» Detalles del ejercicio
Transcribe sin cambios el pasaje del texto sobre la fotografía que va de "Así entonces, si" a "estrategia del simulacro.".

» Fuente

^^^^^^^^

Así entonces, si la naturaleza artística de la fotografía viene ligada a su capacidad de problematizar la realidad misma que es fotografiada, normal entonces que sean decorados fantasmáticos y desnudas arquitecturas lo que necesite actualmente el arte. Y es que, si la realidad ha devenido simulacro global, fotografiar la actual realidad no sería más que un espeluznante docu-drama, una estrategia para atrincherarse en lo más socorrido de una pulsión de archivo que guarda incluso aquello que ya no-es ni siquiera realidad. Porque el domino hipertecnológico llevado acabo por el poder maquínico del signo ha conseguido que la realidad completa no sea más que un efecto de superficie, un campo de inmanencia donde opere la estrategia del simulacro.




Por tanto, el arte, la fotografía, ha de esperar escondida a que el acontecimiento suceda para captarlo. Plantarse delante de la cotidianidad diáfana que nos circunscribe, documentar “los eventos consuetudinarios que acontecen en la rúa”, no sería más que, y siguiendo la maestría de Antonio Machado, plasmar “lo que pasa en al calle”, algo que ni al más pintado le puede interesar lo más mínimo.

^^^^^^^^

» Líneas de datos

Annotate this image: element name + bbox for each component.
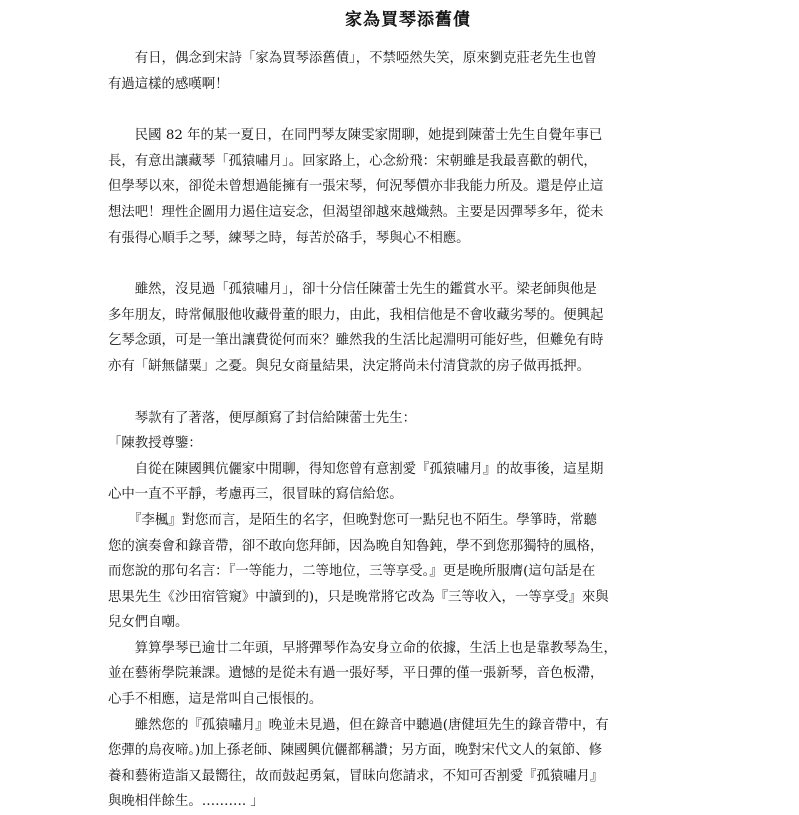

^^^^^^^^

» Respuesta a continuación
Así entonces, si la naturaleza artística de la fotografía viene ligada a su capacidad de problematizar la realidad misma que es fotografiada, normal entonces que sean decorados fantasmáticos y desnudas arquitecturas lo que necesite actualmente el arte. Y es que, si la realidad ha devenido simulacro global, fotografiar la actual realidad no sería más que un espeluznante docu-drama, una estrategia para atrincherarse en lo más socorrido de una pulsión de archivo que guarda incluso aquello que ya no-es ni siquiera realidad. Porque el domino hipertecnológico llevado acabo por el poder maquínico del signo ha conseguido que la realidad completa no sea más que un efecto de superficie, un campo de inmanencia donde opere la estrategia del simulacro.